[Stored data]
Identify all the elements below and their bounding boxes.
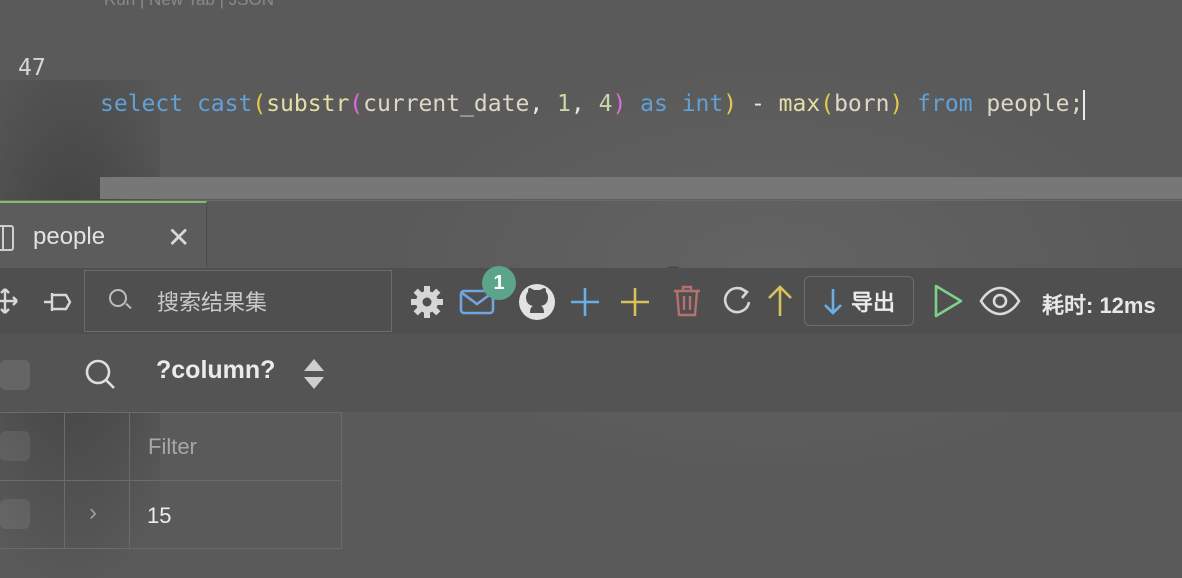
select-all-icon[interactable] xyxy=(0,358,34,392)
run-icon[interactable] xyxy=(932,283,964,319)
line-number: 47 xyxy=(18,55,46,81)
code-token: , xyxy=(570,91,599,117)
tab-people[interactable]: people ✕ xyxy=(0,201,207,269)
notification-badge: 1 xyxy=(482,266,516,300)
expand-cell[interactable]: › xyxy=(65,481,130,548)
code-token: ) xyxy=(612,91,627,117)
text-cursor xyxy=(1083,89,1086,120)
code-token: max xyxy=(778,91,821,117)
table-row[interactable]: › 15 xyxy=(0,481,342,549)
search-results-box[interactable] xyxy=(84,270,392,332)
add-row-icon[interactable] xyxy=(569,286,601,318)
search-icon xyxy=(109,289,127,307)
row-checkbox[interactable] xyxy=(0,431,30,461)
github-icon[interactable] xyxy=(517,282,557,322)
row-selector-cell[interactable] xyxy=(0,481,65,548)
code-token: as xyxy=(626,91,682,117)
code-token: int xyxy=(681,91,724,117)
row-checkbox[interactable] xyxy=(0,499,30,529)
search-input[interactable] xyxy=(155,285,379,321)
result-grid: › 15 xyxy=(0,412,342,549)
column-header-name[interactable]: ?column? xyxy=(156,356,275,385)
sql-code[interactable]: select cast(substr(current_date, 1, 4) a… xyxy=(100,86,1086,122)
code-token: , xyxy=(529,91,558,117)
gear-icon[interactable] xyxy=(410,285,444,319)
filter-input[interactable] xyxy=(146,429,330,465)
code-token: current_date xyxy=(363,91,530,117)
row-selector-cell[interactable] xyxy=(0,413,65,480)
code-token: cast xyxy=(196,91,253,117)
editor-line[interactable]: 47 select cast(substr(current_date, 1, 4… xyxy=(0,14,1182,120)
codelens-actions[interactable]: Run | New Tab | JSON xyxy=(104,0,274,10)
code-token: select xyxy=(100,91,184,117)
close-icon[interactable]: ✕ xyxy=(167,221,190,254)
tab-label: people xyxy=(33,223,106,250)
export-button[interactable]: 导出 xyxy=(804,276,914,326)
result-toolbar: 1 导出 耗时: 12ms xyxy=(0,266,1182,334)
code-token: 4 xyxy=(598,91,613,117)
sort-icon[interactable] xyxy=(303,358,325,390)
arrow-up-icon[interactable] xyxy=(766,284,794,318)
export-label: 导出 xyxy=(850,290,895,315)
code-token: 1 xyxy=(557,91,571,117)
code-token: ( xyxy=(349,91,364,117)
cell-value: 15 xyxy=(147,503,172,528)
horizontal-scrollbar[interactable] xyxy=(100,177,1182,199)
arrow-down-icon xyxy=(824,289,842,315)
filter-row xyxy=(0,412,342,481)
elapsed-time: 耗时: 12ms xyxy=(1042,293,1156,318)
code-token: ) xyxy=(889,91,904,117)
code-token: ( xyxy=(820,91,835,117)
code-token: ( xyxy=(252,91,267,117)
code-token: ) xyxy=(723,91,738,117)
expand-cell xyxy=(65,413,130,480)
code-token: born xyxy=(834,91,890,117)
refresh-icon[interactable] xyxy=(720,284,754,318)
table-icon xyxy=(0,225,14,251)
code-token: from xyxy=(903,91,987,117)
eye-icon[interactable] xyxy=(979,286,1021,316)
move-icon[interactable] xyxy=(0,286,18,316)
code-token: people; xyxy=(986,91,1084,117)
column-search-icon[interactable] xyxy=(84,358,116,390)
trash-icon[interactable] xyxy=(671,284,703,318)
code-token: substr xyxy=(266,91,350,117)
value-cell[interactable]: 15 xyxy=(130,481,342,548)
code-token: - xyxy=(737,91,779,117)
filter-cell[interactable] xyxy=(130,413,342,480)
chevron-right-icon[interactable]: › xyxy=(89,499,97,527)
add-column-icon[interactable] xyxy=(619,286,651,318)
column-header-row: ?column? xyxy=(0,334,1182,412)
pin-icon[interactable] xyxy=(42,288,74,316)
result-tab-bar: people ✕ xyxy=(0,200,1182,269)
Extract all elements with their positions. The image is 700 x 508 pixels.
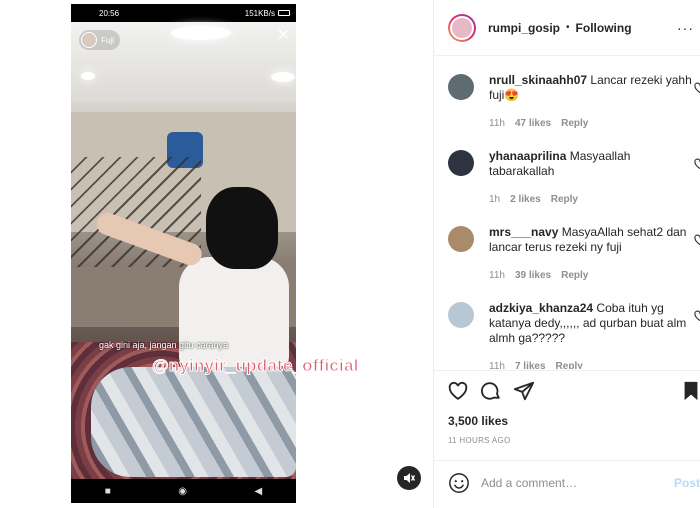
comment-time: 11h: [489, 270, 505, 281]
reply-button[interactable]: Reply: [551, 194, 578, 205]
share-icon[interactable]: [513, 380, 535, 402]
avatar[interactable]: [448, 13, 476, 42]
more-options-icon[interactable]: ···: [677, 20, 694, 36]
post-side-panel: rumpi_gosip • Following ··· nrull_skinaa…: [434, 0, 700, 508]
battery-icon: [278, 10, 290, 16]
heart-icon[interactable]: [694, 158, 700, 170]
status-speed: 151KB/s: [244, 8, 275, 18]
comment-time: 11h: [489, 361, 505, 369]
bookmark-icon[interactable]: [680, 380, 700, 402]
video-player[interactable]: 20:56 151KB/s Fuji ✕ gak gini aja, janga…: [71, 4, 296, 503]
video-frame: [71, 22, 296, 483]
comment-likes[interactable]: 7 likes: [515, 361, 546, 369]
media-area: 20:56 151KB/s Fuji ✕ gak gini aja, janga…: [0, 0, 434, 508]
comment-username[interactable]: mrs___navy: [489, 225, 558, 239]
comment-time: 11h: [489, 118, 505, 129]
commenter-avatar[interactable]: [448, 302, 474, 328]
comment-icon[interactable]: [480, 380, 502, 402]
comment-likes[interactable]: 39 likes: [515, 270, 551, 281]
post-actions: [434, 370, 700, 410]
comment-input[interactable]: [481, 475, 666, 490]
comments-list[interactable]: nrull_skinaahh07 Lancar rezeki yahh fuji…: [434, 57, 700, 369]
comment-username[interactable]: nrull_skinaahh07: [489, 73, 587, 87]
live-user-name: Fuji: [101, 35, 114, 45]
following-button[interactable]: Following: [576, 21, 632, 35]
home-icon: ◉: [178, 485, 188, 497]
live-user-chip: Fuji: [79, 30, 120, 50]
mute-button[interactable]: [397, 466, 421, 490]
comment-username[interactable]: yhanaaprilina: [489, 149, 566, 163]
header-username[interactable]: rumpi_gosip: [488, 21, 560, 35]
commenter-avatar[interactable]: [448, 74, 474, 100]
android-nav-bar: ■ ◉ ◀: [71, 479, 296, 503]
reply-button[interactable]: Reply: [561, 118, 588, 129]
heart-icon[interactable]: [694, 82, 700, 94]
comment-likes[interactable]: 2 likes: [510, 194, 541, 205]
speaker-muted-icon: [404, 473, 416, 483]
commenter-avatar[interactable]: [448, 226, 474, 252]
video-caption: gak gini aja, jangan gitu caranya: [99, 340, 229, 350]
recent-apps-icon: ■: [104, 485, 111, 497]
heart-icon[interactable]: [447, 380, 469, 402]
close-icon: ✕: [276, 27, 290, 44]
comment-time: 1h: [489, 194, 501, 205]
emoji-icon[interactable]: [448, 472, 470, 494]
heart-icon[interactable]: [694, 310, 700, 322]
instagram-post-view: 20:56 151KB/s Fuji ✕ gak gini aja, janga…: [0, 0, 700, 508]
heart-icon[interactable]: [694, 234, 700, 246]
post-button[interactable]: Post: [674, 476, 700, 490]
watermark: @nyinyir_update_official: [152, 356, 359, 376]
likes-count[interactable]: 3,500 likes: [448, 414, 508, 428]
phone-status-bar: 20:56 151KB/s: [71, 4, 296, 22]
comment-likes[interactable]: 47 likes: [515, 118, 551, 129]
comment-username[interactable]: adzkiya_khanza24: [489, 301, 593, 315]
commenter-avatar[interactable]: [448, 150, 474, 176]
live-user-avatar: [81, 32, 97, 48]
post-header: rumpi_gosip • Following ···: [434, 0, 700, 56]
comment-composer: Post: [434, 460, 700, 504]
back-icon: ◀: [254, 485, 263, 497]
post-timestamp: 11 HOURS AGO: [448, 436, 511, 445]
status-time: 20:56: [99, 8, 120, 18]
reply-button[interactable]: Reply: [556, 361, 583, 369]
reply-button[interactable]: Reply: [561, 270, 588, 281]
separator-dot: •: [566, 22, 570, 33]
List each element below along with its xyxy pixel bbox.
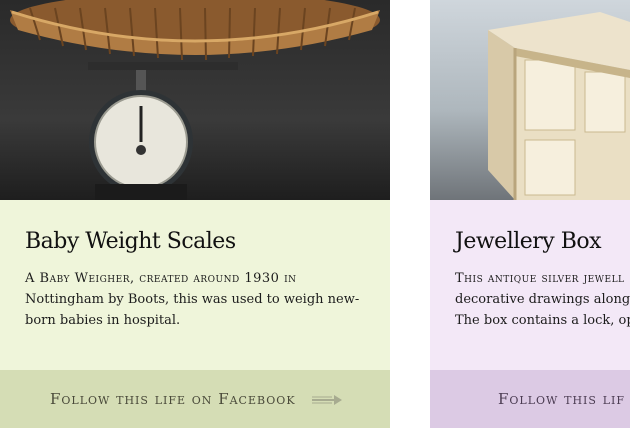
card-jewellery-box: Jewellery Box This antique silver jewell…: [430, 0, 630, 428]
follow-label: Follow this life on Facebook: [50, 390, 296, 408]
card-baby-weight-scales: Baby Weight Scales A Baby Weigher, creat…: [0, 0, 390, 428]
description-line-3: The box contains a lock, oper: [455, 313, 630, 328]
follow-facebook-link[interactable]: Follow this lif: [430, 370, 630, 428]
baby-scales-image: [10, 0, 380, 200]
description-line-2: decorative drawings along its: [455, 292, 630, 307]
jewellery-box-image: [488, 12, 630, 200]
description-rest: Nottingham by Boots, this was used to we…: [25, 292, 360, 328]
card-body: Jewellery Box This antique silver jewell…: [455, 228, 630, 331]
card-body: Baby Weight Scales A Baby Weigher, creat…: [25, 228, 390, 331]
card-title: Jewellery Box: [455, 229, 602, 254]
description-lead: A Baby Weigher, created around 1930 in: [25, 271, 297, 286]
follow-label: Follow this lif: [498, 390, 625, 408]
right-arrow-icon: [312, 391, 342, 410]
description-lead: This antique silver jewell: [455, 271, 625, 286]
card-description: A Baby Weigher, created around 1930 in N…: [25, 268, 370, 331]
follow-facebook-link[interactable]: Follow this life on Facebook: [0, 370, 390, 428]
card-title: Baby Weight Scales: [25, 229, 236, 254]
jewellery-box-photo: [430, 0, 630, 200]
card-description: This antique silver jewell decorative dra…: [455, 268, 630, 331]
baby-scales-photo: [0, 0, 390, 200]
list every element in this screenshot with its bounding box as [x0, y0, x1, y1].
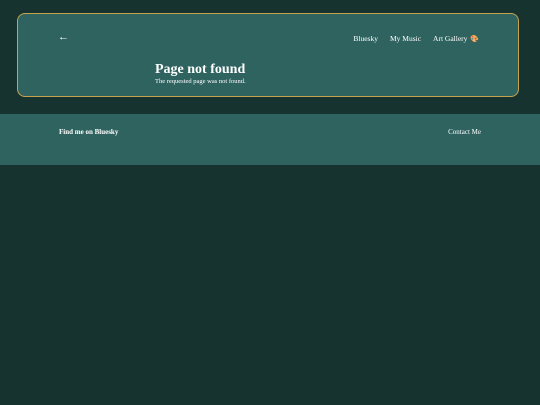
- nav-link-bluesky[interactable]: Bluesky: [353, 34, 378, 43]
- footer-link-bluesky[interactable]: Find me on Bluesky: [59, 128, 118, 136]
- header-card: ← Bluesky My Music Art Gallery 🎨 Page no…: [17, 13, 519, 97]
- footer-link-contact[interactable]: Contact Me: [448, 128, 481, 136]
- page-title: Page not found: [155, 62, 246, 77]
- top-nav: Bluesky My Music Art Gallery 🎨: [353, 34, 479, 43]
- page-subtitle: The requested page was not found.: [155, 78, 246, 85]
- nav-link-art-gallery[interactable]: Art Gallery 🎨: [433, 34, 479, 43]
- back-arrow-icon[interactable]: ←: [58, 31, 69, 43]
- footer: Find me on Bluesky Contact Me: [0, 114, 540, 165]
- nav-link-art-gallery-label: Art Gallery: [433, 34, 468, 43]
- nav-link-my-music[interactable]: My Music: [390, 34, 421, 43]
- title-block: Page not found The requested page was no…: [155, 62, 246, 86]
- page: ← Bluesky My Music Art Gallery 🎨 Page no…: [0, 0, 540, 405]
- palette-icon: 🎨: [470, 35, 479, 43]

# Set exercise
Change "card-body" to "card-content" in the stretch from the line containing "card-jewellery-box: Jewellery Box" through the line containing "description-lead: This antique", and write out those lines again with nothing else altered.

# In response
card-jewellery-box: Jewellery Box This antique silver jewell…: [430, 0, 630, 428]
follow-label: Follow this life on Facebook: [50, 390, 296, 408]
card-baby-weight-scales: Baby Weight Scales A Baby Weigher, creat…: [0, 0, 390, 428]
description-line-3: The box contains a lock, oper: [455, 313, 630, 328]
follow-facebook-link[interactable]: Follow this lif: [430, 370, 630, 428]
baby-scales-image: [10, 0, 380, 200]
description-line-2: decorative drawings along its: [455, 292, 630, 307]
jewellery-box-image: [488, 12, 630, 200]
description-rest: Nottingham by Boots, this was used to we…: [25, 292, 360, 328]
card-content: Jewellery Box This antique silver jewell…: [455, 228, 630, 331]
card-content: Baby Weight Scales A Baby Weigher, creat…: [25, 228, 390, 331]
card-title: Jewellery Box: [455, 229, 602, 254]
description-lead: A Baby Weigher, created around 1930 in: [25, 271, 297, 286]
follow-label: Follow this lif: [498, 390, 625, 408]
right-arrow-icon: [312, 391, 342, 410]
description-lead: This antique silver jewell: [455, 271, 625, 286]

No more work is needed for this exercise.